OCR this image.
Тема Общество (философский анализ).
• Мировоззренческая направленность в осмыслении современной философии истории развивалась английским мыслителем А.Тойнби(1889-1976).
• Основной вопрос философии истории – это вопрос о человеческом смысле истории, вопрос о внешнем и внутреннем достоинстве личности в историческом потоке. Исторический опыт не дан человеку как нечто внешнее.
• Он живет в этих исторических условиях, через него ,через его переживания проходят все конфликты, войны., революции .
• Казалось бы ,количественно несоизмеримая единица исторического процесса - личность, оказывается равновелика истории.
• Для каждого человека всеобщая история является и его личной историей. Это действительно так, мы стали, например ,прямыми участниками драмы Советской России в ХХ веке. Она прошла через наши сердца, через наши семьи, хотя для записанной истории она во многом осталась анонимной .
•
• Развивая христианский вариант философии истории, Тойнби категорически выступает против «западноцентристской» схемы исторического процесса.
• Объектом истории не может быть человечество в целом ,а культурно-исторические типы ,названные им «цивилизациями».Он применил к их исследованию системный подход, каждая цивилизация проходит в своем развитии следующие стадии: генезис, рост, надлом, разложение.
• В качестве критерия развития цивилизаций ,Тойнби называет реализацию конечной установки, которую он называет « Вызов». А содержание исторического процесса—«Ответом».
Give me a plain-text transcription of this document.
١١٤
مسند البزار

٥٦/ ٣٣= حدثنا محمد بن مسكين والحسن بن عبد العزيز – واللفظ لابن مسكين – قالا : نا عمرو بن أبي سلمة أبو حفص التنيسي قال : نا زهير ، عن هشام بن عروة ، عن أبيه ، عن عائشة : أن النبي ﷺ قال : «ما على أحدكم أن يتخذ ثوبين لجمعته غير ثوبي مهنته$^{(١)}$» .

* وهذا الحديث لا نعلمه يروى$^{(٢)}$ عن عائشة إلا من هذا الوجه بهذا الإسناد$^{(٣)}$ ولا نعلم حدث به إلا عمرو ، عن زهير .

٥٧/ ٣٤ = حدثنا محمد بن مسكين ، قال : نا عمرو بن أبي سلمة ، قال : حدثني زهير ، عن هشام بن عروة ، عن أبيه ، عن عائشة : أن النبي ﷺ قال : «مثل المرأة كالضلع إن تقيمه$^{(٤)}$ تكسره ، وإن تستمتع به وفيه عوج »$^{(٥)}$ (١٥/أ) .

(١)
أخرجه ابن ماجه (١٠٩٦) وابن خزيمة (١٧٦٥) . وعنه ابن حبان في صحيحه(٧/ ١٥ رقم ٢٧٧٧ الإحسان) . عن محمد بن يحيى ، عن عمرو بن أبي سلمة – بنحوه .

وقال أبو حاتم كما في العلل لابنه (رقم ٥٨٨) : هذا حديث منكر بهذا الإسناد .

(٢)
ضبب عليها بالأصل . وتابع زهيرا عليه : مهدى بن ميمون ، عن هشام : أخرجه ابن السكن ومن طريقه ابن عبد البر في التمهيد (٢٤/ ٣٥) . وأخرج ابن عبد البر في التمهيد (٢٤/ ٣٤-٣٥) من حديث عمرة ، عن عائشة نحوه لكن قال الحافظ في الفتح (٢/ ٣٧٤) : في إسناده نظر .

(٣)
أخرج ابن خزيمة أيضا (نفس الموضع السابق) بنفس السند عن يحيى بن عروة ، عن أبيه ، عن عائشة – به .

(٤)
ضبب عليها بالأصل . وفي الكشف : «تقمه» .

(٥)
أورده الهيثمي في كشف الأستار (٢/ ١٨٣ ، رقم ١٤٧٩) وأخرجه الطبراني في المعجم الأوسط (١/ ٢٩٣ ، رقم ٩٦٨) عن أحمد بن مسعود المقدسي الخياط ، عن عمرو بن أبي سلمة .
===============
Short exercise:
Copy out the lines from the line containing "Give me a plain-text" to the end of the listing above, without alteration.

Expected answer:
Give me a plain-text transcription of this document.
١١٤
مسند البزار

٥٦/ ٣٣= حدثنا محمد بن مسكين والحسن بن عبد العزيز – واللفظ لابن مسكين – قالا : نا عمرو بن أبي سلمة أبو حفص التنيسي قال : نا زهير ، عن هشام بن عروة ، عن أبيه ، عن عائشة : أن النبي ﷺ قال : «ما على أحدكم أن يتخذ ثوبين لجمعته غير ثوبي مهنته$^{(١)}$» .

* وهذا الحديث لا نعلمه يروى$^{(٢)}$ عن عائشة إلا من هذا الوجه بهذا الإسناد$^{(٣)}$ ولا نعلم حدث به إلا عمرو ، عن زهير .

٥٧/ ٣٤ = حدثنا محمد بن مسكين ، قال : نا عمرو بن أبي سلمة ، قال : حدثني زهير ، عن هشام بن عروة ، عن أبيه ، عن عائشة : أن النبي ﷺ قال : «مثل المرأة كالضلع إن تقيمه$^{(٤)}$ تكسره ، وإن تستمتع به وفيه عوج »$^{(٥)}$ (١٥/أ) .

(١)
أخرجه ابن ماجه (١٠٩٦) وابن خزيمة (١٧٦٥) . وعنه ابن حبان في صحيحه(٧/ ١٥ رقم ٢٧٧٧ الإحسان) . عن محمد بن يحيى ، عن عمرو بن أبي سلمة – بنحوه .

وقال أبو حاتم كما في العلل لابنه (رقم ٥٨٨) : هذا حديث منكر بهذا الإسناد .

(٢)
ضبب عليها بالأصل . وتابع زهيرا عليه : مهدى بن ميمون ، عن هشام : أخرجه ابن السكن ومن طريقه ابن عبد البر في التمهيد (٢٤/ ٣٥) . وأخرج ابن عبد البر في التمهيد (٢٤/ ٣٤-٣٥) من حديث عمرة ، عن عائشة نحوه لكن قال الحافظ في الفتح (٢/ ٣٧٤) : في إسناده نظر .

(٣)
أخرج ابن خزيمة أيضا (نفس الموضع السابق) بنفس السند عن يحيى بن عروة ، عن أبيه ، عن عائشة – به .

(٤)
ضبب عليها بالأصل . وفي الكشف : «تقمه» .

(٥)
أورده الهيثمي في كشف الأستار (٢/ ١٨٣ ، رقم ١٤٧٩) وأخرجه الطبراني في المعجم الأوسط (١/ ٢٩٣ ، رقم ٩٦٨) عن أحمد بن مسعود المقدسي الخياط ، عن عمرو بن أبي سلمة .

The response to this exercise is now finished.